Transcribe the records that follow. Keep every word exactly, and drop the pictures.

- - -

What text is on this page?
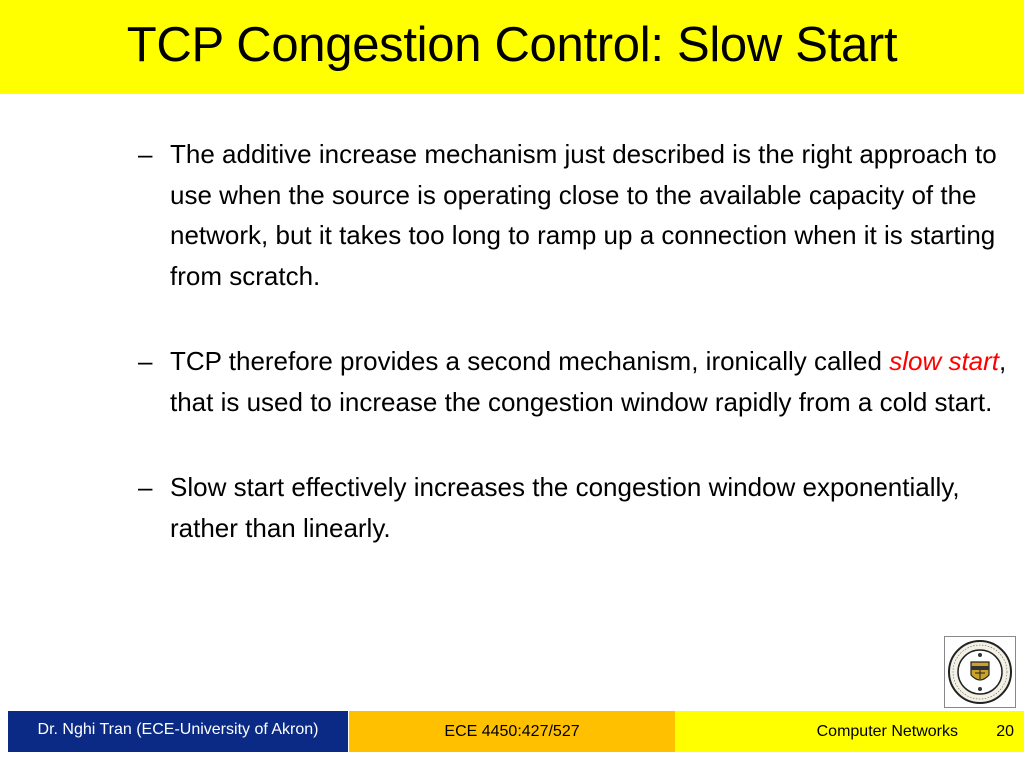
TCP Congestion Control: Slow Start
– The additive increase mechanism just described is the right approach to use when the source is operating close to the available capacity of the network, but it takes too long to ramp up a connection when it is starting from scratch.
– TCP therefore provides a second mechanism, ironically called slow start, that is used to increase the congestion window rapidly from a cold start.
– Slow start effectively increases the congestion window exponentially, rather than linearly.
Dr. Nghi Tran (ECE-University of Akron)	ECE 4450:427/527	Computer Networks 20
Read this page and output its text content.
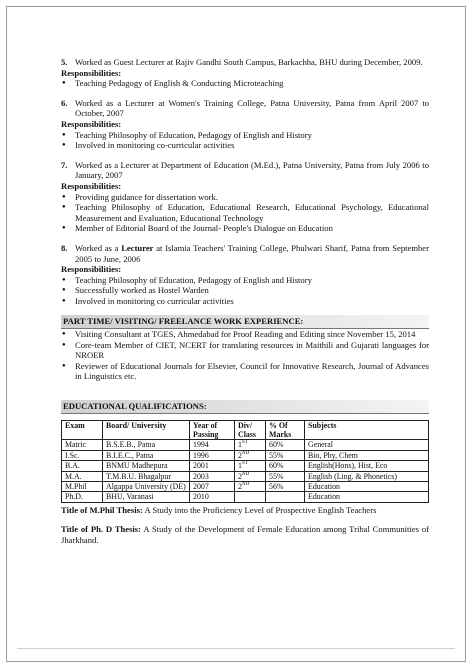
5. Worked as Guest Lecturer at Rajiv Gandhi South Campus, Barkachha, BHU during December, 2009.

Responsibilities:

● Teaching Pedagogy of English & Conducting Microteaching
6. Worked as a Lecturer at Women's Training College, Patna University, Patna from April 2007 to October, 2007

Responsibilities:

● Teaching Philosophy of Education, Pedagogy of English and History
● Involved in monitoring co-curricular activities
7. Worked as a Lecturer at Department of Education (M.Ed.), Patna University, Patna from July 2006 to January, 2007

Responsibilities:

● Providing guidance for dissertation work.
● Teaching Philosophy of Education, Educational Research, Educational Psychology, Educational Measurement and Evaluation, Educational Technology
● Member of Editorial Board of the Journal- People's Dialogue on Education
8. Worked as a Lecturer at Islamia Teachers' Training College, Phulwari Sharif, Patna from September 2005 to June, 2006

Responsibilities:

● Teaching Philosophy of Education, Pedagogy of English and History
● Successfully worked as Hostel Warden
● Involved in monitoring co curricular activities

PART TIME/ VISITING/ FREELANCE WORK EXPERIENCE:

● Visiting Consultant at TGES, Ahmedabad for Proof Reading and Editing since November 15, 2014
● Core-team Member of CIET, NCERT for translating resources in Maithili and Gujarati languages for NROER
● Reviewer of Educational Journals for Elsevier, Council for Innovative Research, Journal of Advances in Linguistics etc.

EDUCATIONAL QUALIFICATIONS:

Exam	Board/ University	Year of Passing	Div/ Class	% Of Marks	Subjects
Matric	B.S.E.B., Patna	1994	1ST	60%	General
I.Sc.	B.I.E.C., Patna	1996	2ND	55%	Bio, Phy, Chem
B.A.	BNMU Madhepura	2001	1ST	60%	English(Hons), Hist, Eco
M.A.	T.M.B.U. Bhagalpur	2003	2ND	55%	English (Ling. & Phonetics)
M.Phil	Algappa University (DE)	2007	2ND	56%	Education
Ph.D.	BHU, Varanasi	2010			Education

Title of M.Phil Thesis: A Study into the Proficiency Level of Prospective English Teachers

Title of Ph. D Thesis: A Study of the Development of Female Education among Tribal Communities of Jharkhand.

- - -

RESPONSE FOR THIS EXERCISE:
What text is on this page?
TCP Congestion Control: Slow Start
– The additive increase mechanism just described is the right approach to use when the source is operating close to the available capacity of the network, but it takes too long to ramp up a connection when it is starting from scratch.
– TCP therefore provides a second mechanism, ironically called slow start, that is used to increase the congestion window rapidly from a cold start.
– Slow start effectively increases the congestion window exponentially, rather than linearly.
Dr. Nghi Tran (ECE-University of Akron)	ECE 4450:427/527	Computer Networks 20
Read this page and output its text content.
5. Worked as Guest Lecturer at Rajiv Gandhi South Campus, Barkachha, BHU during December, 2009.

Responsibilities:

● Teaching Pedagogy of English & Conducting Microteaching
6. Worked as a Lecturer at Women's Training College, Patna University, Patna from April 2007 to October, 2007

Responsibilities:

● Teaching Philosophy of Education, Pedagogy of English and History
● Involved in monitoring co-curricular activities
7. Worked as a Lecturer at Department of Education (M.Ed.), Patna University, Patna from July 2006 to January, 2007

Responsibilities:

● Providing guidance for dissertation work.
● Teaching Philosophy of Education, Educational Research, Educational Psychology, Educational Measurement and Evaluation, Educational Technology
● Member of Editorial Board of the Journal- People's Dialogue on Education
8. Worked as a Lecturer at Islamia Teachers' Training College, Phulwari Sharif, Patna from September 2005 to June, 2006

Responsibilities:

● Teaching Philosophy of Education, Pedagogy of English and History
● Successfully worked as Hostel Warden
● Involved in monitoring co curricular activities

PART TIME/ VISITING/ FREELANCE WORK EXPERIENCE:

● Visiting Consultant at TGES, Ahmedabad for Proof Reading and Editing since November 15, 2014
● Core-team Member of CIET, NCERT for translating resources in Maithili and Gujarati languages for NROER
● Reviewer of Educational Journals for Elsevier, Council for Innovative Research, Journal of Advances in Linguistics etc.

EDUCATIONAL QUALIFICATIONS:

Exam	Board/ University	Year of Passing	Div/ Class	% Of Marks	Subjects
Matric	B.S.E.B., Patna	1994	1ST	60%	General
I.Sc.	B.I.E.C., Patna	1996	2ND	55%	Bio, Phy, Chem
B.A.	BNMU Madhepura	2001	1ST	60%	English(Hons), Hist, Eco
M.A.	T.M.B.U. Bhagalpur	2003	2ND	55%	English (Ling. & Phonetics)
M.Phil	Algappa University (DE)	2007	2ND	56%	Education
Ph.D.	BHU, Varanasi	2010			Education

Title of M.Phil Thesis: A Study into the Proficiency Level of Prospective English Teachers

Title of Ph. D Thesis: A Study of the Development of Female Education among Tribal Communities of Jharkhand.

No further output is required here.